● **Requirement**
Identify each line below containing the string "structured" and copy it.

● **Given entries**
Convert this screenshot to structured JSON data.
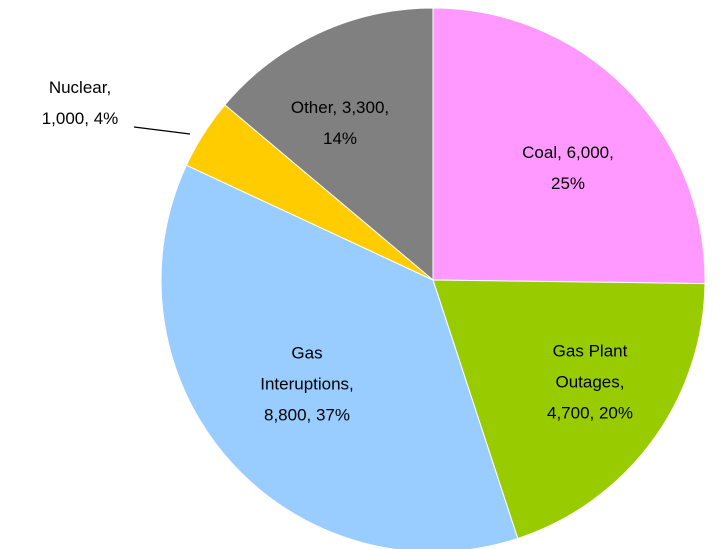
{
  "chart_data": {
    "type": "pie",
    "categories": [
      "Coal",
      "Gas Plant Outages",
      "Gas Interuptions",
      "Nuclear",
      "Other"
    ],
    "values": [
      6000,
      4700,
      8800,
      1000,
      3300
    ],
    "value_labels": [
      [
        "Coal, 6,000,",
        "25%"
      ],
      [
        "Gas Plant",
        "Outages,",
        "4,700, 20%"
      ],
      [
        "Gas",
        "Interuptions,",
        "8,800, 37%"
      ],
      [
        "Nuclear,",
        "1,000, 4%"
      ],
      [
        "Other, 3,300,",
        "14%"
      ]
    ],
    "colors": [
      "#ff99ff",
      "#99cc00",
      "#99ccff",
      "#ffcc00",
      "#808080"
    ]
  }
}
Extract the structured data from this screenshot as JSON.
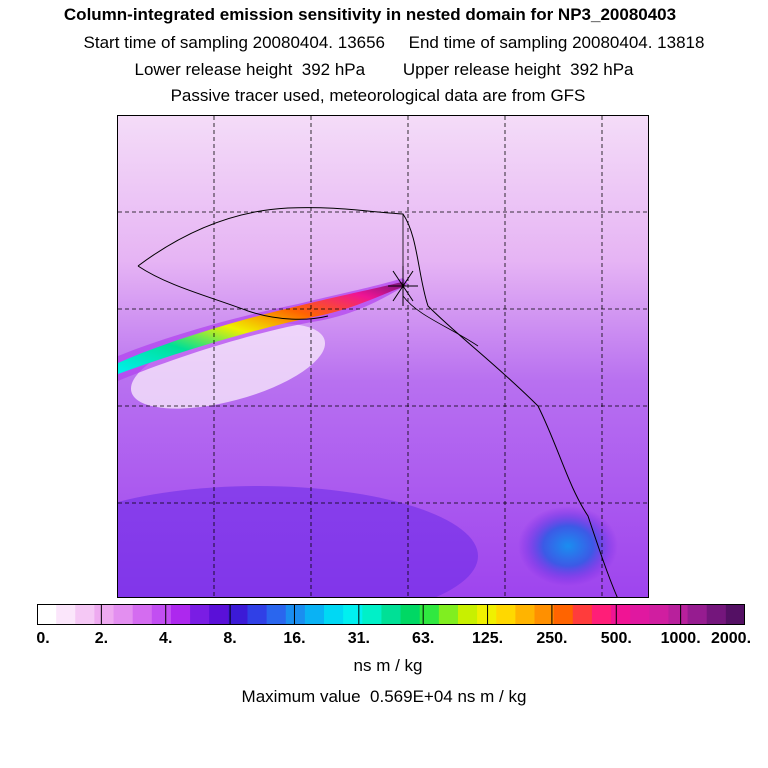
{
  "header": {
    "title": "Column-integrated emission sensitivity in nested domain for NP3_20080403",
    "line2": "Start time of sampling 20080404. 13656     End time of sampling 20080404. 13818",
    "line3": "Lower release height  392 hPa        Upper release height  392 hPa",
    "line4": "Passive tracer used, meteorological data are from GFS"
  },
  "colorbar": {
    "tick_labels": [
      "0.",
      "2.",
      "4.",
      "8.",
      "16.",
      "31.",
      "63.",
      "125.",
      "250.",
      "500.",
      "1000.",
      "2000."
    ],
    "colors": [
      "#ffffff",
      "#fbe6fb",
      "#f5c8f5",
      "#eeaaf0",
      "#e38ff0",
      "#d46cf0",
      "#c24ef2",
      "#ad28ee",
      "#7a1de4",
      "#5a10d8",
      "#3c1ad6",
      "#3040e6",
      "#2a66ee",
      "#1a8ef0",
      "#0ab2f4",
      "#00d8f4",
      "#00f0f0",
      "#00f0c8",
      "#00e096",
      "#00d864",
      "#30e840",
      "#80ee20",
      "#c8f000",
      "#f0f000",
      "#ffd800",
      "#ffb400",
      "#ff9000",
      "#ff6400",
      "#ff3c3c",
      "#ff1e78",
      "#f01494",
      "#e018a0",
      "#d01ea0",
      "#b8209c",
      "#961c90",
      "#74167c",
      "#541064"
    ]
  },
  "units_label": "ns m / kg",
  "max_value_text": "Maximum value  0.569E+04 ns m / kg",
  "map": {
    "release_marker": "x-marker",
    "background_color": "#d9b8f5"
  }
}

● **Correct response**
Convert this screenshot to structured JSON data.
Extract the structured data from this screenshot as JSON.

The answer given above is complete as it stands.